— BEGIN —

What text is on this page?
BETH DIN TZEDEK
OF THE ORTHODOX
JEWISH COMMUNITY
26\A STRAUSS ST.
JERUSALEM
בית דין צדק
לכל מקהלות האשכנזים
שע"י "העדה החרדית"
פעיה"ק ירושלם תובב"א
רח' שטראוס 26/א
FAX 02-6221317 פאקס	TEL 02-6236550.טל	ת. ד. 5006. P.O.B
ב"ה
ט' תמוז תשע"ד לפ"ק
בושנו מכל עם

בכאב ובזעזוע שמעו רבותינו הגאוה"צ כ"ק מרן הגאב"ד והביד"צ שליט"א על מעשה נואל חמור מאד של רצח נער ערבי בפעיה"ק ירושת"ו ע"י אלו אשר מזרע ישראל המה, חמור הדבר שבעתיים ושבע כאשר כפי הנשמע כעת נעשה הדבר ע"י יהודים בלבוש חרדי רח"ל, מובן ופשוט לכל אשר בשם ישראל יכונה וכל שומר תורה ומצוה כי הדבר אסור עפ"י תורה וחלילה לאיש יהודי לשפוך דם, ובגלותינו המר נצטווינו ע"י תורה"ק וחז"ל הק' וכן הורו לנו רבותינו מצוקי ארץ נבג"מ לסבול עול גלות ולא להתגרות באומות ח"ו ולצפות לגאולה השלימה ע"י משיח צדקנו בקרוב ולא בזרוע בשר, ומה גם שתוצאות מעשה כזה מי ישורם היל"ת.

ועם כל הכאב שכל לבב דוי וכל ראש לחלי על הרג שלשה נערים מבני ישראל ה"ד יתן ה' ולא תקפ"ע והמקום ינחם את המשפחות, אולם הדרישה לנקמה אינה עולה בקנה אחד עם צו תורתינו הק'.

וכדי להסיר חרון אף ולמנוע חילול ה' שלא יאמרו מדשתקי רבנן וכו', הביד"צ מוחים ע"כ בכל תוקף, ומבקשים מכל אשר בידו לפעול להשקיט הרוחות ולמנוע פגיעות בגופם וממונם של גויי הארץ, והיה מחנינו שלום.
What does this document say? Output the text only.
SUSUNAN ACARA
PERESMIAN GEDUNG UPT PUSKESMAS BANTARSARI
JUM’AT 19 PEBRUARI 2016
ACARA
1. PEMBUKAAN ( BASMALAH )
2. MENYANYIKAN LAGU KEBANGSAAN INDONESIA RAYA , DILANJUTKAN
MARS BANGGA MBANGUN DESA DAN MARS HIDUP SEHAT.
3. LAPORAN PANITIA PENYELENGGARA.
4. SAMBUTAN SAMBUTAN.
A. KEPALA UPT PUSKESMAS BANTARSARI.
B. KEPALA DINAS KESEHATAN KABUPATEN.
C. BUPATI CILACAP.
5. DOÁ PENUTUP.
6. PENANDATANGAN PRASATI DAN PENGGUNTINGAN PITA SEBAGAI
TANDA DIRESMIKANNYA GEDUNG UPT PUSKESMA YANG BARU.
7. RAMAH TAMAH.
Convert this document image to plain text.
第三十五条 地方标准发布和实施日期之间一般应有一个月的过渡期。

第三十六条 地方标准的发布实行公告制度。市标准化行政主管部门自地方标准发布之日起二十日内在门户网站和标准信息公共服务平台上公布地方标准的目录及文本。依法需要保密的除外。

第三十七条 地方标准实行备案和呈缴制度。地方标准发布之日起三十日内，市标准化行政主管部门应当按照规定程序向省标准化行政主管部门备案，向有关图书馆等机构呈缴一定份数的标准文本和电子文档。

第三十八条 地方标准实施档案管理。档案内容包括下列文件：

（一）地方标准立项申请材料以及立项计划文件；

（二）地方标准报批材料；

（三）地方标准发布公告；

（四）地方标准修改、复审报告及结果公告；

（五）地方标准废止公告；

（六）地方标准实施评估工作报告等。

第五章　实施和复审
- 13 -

— END —

* [GIVEN TASK]
Please restate the data word for word, every record included.

* [EXERCISE ANSWER]
What text is on this page?
BETH DIN TZEDEK
OF THE ORTHODOX
JEWISH COMMUNITY
26\A STRAUSS ST.
JERUSALEM
בית דין צדק
לכל מקהלות האשכנזים
שע"י "העדה החרדית"
פעיה"ק ירושלם תובב"א
רח' שטראוס 26/א
FAX 02-6221317 פאקס	TEL 02-6236550.טל	ת. ד. 5006. P.O.B
ב"ה
ט' תמוז תשע"ד לפ"ק
בושנו מכל עם

בכאב ובזעזוע שמעו רבותינו הגאוה"צ כ"ק מרן הגאב"ד והביד"צ שליט"א על מעשה נואל חמור מאד של רצח נער ערבי בפעיה"ק ירושת"ו ע"י אלו אשר מזרע ישראל המה, חמור הדבר שבעתיים ושבע כאשר כפי הנשמע כעת נעשה הדבר ע"י יהודים בלבוש חרדי רח"ל, מובן ופשוט לכל אשר בשם ישראל יכונה וכל שומר תורה ומצוה כי הדבר אסור עפ"י תורה וחלילה לאיש יהודי לשפוך דם, ובגלותינו המר נצטווינו ע"י תורה"ק וחז"ל הק' וכן הורו לנו רבותינו מצוקי ארץ נבג"מ לסבול עול גלות ולא להתגרות באומות ח"ו ולצפות לגאולה השלימה ע"י משיח צדקנו בקרוב ולא בזרוע בשר, ומה גם שתוצאות מעשה כזה מי ישורם היל"ת.

ועם כל הכאב שכל לבב דוי וכל ראש לחלי על הרג שלשה נערים מבני ישראל ה"ד יתן ה' ולא תקפ"ע והמקום ינחם את המשפחות, אולם הדרישה לנקמה אינה עולה בקנה אחד עם צו תורתינו הק'.

וכדי להסיר חרון אף ולמנוע חילול ה' שלא יאמרו מדשתקי רבנן וכו', הביד"צ מוחים ע"כ בכל תוקף, ומבקשים מכל אשר בידו לפעול להשקיט הרוחות ולמנוע פגיעות בגופם וממונם של גויי הארץ, והיה מחנינו שלום.
What does this document say? Output the text only.
SUSUNAN ACARA
PERESMIAN GEDUNG UPT PUSKESMAS BANTARSARI
JUM’AT 19 PEBRUARI 2016
ACARA
1. PEMBUKAAN ( BASMALAH )
2. MENYANYIKAN LAGU KEBANGSAAN INDONESIA RAYA , DILANJUTKAN
MARS BANGGA MBANGUN DESA DAN MARS HIDUP SEHAT.
3. LAPORAN PANITIA PENYELENGGARA.
4. SAMBUTAN SAMBUTAN.
A. KEPALA UPT PUSKESMAS BANTARSARI.
B. KEPALA DINAS KESEHATAN KABUPATEN.
C. BUPATI CILACAP.
5. DOÁ PENUTUP.
6. PENANDATANGAN PRASATI DAN PENGGUNTINGAN PITA SEBAGAI
TANDA DIRESMIKANNYA GEDUNG UPT PUSKESMA YANG BARU.
7. RAMAH TAMAH.
Convert this document image to plain text.
第三十五条 地方标准发布和实施日期之间一般应有一个月的过渡期。

第三十六条 地方标准的发布实行公告制度。市标准化行政主管部门自地方标准发布之日起二十日内在门户网站和标准信息公共服务平台上公布地方标准的目录及文本。依法需要保密的除外。

第三十七条 地方标准实行备案和呈缴制度。地方标准发布之日起三十日内，市标准化行政主管部门应当按照规定程序向省标准化行政主管部门备案，向有关图书馆等机构呈缴一定份数的标准文本和电子文档。

第三十八条 地方标准实施档案管理。档案内容包括下列文件：

（一）地方标准立项申请材料以及立项计划文件；

（二）地方标准报批材料；

（三）地方标准发布公告；

（四）地方标准修改、复审报告及结果公告；

（五）地方标准废止公告；

（六）地方标准实施评估工作报告等。

第五章　实施和复审
- 13 -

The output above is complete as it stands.